> [ENTRIES]:
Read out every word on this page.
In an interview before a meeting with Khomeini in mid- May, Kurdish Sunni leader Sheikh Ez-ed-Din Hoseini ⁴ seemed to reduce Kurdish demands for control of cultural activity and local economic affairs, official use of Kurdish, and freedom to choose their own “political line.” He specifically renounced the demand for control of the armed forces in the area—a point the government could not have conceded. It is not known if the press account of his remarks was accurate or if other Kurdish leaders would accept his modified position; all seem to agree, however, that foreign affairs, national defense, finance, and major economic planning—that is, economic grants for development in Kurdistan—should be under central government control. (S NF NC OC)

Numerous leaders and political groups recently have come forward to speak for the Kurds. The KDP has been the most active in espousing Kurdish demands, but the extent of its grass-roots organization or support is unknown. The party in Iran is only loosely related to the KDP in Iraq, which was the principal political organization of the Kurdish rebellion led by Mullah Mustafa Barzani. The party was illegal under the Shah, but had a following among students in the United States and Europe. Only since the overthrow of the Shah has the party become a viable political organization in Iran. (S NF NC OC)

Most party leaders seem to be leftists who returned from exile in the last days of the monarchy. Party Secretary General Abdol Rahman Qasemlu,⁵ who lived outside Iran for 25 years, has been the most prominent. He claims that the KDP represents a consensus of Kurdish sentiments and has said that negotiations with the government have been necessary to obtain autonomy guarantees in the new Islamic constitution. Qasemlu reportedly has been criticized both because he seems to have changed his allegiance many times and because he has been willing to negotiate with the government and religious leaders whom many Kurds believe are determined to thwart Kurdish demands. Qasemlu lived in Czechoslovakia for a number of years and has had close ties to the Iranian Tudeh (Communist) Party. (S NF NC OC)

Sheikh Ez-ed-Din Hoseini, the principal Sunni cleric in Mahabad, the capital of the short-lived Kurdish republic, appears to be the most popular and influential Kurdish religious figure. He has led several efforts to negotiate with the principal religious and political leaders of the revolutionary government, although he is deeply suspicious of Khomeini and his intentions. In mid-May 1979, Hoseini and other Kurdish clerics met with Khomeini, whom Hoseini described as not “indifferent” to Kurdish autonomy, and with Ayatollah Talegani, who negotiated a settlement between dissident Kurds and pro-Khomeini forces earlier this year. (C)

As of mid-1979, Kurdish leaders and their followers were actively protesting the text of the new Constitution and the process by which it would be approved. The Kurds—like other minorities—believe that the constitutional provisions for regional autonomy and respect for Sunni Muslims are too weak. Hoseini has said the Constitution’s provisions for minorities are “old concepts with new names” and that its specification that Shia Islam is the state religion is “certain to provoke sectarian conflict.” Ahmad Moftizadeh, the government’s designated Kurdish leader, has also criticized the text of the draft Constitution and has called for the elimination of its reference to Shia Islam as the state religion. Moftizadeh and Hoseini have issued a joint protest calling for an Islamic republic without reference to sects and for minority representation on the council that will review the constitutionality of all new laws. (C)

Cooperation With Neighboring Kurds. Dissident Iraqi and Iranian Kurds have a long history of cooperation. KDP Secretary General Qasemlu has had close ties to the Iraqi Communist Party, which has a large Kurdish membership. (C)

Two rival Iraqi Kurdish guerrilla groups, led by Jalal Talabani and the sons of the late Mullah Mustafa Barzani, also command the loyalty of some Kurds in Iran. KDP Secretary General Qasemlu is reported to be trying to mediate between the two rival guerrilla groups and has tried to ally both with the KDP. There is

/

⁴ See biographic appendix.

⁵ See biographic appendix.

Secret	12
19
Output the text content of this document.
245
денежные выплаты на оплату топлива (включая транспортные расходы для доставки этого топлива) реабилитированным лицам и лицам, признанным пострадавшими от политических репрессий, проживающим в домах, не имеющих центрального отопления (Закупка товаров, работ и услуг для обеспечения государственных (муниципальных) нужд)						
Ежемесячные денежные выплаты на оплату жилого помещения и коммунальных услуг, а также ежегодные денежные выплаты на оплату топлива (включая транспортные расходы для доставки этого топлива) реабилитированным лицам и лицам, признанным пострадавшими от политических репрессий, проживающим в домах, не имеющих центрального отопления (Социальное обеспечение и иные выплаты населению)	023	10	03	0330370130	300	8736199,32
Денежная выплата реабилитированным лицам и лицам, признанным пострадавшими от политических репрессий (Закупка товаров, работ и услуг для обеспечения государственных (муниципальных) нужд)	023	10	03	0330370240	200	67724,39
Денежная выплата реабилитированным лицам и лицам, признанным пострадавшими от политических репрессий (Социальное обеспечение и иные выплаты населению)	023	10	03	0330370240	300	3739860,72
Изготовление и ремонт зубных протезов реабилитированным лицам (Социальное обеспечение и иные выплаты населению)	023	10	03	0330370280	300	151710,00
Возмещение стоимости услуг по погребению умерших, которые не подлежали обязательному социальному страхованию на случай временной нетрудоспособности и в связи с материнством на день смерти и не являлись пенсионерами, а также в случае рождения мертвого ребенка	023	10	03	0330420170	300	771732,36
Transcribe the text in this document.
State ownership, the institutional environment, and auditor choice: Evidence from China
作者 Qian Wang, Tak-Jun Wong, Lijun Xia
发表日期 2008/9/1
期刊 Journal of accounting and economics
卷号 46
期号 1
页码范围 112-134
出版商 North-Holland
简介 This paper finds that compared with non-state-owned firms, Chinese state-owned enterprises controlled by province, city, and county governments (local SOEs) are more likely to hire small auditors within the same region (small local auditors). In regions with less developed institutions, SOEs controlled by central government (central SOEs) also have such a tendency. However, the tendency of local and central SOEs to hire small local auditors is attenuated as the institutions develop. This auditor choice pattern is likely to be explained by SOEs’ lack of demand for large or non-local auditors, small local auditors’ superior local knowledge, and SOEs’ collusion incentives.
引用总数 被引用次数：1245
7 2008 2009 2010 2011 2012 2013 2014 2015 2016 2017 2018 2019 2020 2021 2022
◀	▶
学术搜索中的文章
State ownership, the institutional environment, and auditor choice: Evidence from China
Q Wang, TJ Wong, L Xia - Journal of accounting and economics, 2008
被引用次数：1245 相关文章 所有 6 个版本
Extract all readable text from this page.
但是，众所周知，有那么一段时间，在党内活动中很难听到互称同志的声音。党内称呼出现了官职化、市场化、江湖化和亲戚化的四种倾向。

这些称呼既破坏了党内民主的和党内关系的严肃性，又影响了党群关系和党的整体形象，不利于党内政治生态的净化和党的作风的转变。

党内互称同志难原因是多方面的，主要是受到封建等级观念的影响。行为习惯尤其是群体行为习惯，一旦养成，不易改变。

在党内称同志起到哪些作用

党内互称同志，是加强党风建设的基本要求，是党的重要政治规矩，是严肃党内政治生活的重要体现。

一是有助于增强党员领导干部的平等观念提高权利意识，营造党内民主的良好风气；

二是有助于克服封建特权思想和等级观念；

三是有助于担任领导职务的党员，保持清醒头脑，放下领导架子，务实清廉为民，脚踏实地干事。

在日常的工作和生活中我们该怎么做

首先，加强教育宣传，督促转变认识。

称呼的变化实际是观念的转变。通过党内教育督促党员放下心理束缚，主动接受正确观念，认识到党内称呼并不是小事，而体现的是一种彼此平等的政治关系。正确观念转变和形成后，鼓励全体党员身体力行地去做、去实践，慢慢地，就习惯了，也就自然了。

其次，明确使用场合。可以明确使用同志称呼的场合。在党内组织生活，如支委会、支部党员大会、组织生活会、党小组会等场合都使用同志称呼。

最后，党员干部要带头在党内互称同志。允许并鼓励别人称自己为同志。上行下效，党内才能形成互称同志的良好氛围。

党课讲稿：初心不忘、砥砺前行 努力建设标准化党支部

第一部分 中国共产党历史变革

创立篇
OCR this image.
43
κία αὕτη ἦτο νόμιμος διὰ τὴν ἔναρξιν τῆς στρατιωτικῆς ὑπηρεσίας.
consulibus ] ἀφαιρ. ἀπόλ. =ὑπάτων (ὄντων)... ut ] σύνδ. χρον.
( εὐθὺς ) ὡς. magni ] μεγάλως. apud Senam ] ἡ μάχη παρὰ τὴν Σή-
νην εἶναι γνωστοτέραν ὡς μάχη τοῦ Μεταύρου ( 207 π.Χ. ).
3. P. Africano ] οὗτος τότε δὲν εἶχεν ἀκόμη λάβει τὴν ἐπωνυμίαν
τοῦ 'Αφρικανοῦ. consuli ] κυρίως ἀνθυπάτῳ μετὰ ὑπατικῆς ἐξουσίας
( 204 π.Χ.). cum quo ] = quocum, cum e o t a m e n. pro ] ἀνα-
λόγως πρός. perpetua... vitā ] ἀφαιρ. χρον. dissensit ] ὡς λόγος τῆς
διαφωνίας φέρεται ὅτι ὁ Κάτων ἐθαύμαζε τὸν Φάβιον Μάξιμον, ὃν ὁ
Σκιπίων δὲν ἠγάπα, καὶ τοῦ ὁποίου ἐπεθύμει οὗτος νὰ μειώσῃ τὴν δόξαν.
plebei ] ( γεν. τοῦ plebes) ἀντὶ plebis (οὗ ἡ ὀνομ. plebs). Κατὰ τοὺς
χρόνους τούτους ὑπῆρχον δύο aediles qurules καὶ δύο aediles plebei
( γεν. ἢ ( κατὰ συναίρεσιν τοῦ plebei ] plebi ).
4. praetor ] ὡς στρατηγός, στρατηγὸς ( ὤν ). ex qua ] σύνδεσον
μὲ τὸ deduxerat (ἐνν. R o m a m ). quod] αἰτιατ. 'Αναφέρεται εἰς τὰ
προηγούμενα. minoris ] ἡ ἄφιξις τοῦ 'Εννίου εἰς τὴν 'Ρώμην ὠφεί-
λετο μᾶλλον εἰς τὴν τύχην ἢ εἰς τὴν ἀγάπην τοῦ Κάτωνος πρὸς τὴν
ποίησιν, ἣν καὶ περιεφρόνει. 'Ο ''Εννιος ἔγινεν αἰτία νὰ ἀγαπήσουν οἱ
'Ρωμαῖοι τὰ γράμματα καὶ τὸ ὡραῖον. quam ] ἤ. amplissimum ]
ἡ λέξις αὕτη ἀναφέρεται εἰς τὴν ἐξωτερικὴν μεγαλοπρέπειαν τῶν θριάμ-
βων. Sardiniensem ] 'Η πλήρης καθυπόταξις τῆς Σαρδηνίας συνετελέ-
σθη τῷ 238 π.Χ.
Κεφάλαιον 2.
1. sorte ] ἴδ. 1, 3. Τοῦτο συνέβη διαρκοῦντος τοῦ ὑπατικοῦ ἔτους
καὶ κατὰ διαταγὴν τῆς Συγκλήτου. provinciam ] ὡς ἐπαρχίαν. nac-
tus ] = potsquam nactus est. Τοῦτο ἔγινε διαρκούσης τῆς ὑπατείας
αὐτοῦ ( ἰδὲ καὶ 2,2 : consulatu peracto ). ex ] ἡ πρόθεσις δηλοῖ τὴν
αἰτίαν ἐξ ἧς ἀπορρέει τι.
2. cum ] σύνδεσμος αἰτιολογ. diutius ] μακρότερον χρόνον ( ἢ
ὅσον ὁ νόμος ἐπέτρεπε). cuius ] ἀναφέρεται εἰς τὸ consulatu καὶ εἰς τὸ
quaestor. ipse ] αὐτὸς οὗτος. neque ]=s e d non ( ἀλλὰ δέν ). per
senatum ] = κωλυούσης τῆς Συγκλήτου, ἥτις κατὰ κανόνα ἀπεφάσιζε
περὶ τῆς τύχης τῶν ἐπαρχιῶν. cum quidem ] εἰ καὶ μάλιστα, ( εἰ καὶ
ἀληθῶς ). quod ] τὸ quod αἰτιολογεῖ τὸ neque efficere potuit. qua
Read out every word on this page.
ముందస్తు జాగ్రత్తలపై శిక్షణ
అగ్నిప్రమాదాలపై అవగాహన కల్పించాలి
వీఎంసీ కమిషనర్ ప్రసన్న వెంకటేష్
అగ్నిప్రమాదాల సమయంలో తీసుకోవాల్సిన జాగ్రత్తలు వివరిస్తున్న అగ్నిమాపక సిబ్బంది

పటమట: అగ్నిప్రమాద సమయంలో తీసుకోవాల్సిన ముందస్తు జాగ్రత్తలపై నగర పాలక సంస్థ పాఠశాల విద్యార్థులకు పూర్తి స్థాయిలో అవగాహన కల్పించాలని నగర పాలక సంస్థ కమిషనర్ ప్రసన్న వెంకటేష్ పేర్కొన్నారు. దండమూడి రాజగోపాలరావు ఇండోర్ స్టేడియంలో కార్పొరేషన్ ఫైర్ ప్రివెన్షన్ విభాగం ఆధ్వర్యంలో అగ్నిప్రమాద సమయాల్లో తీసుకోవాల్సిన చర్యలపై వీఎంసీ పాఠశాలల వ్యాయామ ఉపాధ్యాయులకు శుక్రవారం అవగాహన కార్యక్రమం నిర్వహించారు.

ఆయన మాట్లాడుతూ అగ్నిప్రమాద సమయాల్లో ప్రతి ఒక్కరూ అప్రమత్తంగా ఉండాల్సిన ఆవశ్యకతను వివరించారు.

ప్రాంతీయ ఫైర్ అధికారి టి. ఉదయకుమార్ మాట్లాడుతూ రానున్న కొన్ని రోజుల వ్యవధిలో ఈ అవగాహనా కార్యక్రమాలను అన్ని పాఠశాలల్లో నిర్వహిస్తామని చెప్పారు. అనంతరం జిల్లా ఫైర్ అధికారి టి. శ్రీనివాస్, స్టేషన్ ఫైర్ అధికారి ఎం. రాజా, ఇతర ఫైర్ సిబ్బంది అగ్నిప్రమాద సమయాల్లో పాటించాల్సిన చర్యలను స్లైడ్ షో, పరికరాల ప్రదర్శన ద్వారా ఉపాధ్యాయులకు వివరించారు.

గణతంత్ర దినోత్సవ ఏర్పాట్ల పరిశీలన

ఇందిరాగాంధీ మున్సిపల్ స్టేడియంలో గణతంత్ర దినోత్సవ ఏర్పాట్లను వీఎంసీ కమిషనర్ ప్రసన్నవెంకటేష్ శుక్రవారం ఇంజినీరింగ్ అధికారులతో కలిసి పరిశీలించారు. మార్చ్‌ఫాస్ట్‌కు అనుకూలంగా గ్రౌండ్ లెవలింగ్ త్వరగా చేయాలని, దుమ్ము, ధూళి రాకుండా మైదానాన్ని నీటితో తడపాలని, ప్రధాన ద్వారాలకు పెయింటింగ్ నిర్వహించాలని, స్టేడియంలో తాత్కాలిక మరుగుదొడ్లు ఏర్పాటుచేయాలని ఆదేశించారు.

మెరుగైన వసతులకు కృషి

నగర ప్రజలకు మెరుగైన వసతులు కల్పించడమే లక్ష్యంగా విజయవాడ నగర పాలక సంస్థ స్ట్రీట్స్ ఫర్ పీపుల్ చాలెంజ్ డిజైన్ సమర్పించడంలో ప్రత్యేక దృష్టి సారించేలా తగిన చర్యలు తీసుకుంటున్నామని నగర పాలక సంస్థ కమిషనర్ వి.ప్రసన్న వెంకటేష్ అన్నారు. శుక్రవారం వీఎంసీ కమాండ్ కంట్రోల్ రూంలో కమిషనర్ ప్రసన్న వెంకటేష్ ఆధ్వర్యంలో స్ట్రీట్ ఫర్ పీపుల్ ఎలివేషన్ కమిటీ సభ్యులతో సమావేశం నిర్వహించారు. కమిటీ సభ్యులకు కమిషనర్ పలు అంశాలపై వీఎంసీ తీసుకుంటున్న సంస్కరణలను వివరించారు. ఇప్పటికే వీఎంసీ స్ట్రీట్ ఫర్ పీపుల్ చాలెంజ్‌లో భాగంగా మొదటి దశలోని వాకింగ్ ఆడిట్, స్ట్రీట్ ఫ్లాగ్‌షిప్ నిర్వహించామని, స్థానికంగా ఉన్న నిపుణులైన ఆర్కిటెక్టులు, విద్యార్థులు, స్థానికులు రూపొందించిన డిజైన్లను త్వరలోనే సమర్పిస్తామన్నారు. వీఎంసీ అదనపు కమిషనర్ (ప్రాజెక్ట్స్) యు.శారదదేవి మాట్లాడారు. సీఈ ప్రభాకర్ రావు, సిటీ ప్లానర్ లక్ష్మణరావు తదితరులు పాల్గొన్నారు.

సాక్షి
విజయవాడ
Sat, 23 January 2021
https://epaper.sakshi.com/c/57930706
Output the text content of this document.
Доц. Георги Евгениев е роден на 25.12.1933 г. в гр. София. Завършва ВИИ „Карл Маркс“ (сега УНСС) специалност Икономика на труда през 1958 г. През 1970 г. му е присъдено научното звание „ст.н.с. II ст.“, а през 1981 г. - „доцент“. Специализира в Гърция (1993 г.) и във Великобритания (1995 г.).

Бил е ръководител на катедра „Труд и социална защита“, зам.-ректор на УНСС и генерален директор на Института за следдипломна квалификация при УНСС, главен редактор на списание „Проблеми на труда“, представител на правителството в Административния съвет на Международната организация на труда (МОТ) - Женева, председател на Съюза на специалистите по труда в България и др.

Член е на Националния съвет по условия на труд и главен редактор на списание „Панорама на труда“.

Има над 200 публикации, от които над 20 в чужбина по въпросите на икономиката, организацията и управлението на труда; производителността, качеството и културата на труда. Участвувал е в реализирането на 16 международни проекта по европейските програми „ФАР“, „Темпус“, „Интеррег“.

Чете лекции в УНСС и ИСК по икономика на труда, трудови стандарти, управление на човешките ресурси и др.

> [THE PROBLEM]: Select the lines in this material that hold the word "οὗτος", leaving none out.

> [SOLUTION BELOW]:
3. P. Africano ] οὗτος τότε δὲν εἶχεν ἀκόμη λάβει τὴν ἐπωνυμίαν
Σκιπίων δὲν ἠγάπα, καὶ τοῦ ὁποίου ἐπεθύμει οὗτος νὰ μειώσῃ τὴν δόξαν.
quaestor. ipse ] αὐτὸς οὗτος. neque ]=s e d non ( ἀλλὰ δέν ). per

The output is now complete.